Do this →
Copy out all of the data exactly as it appears.
— Start Given data —
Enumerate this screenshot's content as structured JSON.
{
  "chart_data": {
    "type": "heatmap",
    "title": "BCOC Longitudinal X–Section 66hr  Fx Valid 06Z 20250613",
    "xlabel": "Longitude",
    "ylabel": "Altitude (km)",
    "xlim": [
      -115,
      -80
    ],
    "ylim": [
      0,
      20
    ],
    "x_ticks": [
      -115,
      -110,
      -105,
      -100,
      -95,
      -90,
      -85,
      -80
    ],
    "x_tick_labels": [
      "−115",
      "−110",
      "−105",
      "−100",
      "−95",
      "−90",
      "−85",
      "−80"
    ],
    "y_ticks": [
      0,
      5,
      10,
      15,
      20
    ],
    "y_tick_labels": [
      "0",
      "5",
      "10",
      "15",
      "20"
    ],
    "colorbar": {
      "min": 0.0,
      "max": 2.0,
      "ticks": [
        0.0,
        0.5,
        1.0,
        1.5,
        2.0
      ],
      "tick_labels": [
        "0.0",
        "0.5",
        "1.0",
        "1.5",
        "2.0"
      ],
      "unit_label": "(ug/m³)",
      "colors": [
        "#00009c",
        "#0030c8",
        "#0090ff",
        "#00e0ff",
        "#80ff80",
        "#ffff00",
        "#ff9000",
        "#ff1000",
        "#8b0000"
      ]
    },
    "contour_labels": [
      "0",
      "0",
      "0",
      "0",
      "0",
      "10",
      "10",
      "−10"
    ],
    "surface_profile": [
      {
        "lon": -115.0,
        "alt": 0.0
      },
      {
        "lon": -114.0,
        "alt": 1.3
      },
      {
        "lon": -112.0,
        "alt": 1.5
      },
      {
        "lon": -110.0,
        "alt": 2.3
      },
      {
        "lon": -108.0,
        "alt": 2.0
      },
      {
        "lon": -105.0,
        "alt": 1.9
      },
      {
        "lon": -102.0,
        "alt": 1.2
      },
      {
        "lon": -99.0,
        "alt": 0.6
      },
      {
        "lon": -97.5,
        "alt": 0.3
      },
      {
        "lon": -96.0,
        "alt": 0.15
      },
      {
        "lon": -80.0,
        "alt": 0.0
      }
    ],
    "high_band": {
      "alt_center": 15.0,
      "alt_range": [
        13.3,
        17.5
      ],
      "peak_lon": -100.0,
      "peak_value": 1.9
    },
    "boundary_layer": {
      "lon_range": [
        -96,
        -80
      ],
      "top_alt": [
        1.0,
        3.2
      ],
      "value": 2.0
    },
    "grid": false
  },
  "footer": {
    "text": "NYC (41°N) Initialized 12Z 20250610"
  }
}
— End Given data —
Reply to the exercise →
Enumerate this screenshot's content as structured JSON.
{
  "chart_data": {
    "type": "heatmap",
    "title": "BCOC Longitudinal X–Section 66hr  Fx Valid 06Z 20250613",
    "xlabel": "Longitude",
    "ylabel": "Altitude (km)",
    "xlim": [
      -115,
      -80
    ],
    "ylim": [
      0,
      20
    ],
    "x_ticks": [
      -115,
      -110,
      -105,
      -100,
      -95,
      -90,
      -85,
      -80
    ],
    "x_tick_labels": [
      "−115",
      "−110",
      "−105",
      "−100",
      "−95",
      "−90",
      "−85",
      "−80"
    ],
    "y_ticks": [
      0,
      5,
      10,
      15,
      20
    ],
    "y_tick_labels": [
      "0",
      "5",
      "10",
      "15",
      "20"
    ],
    "colorbar": {
      "min": 0.0,
      "max": 2.0,
      "ticks": [
        0.0,
        0.5,
        1.0,
        1.5,
        2.0
      ],
      "tick_labels": [
        "0.0",
        "0.5",
        "1.0",
        "1.5",
        "2.0"
      ],
      "unit_label": "(ug/m³)",
      "colors": [
        "#00009c",
        "#0030c8",
        "#0090ff",
        "#00e0ff",
        "#80ff80",
        "#ffff00",
        "#ff9000",
        "#ff1000",
        "#8b0000"
      ]
    },
    "contour_labels": [
      "0",
      "0",
      "0",
      "0",
      "0",
      "10",
      "10",
      "−10"
    ],
    "surface_profile": [
      {
        "lon": -115.0,
        "alt": 0.0
      },
      {
        "lon": -114.0,
        "alt": 1.3
      },
      {
        "lon": -112.0,
        "alt": 1.5
      },
      {
        "lon": -110.0,
        "alt": 2.3
      },
      {
        "lon": -108.0,
        "alt": 2.0
      },
      {
        "lon": -105.0,
        "alt": 1.9
      },
      {
        "lon": -102.0,
        "alt": 1.2
      },
      {
        "lon": -99.0,
        "alt": 0.6
      },
      {
        "lon": -97.5,
        "alt": 0.3
      },
      {
        "lon": -96.0,
        "alt": 0.15
      },
      {
        "lon": -80.0,
        "alt": 0.0
      }
    ],
    "high_band": {
      "alt_center": 15.0,
      "alt_range": [
        13.3,
        17.5
      ],
      "peak_lon": -100.0,
      "peak_value": 1.9
    },
    "boundary_layer": {
      "lon_range": [
        -96,
        -80
      ],
      "top_alt": [
        1.0,
        3.2
      ],
      "value": 2.0
    },
    "grid": false
  },
  "footer": {
    "text": "NYC (41°N) Initialized 12Z 20250610"
  }
}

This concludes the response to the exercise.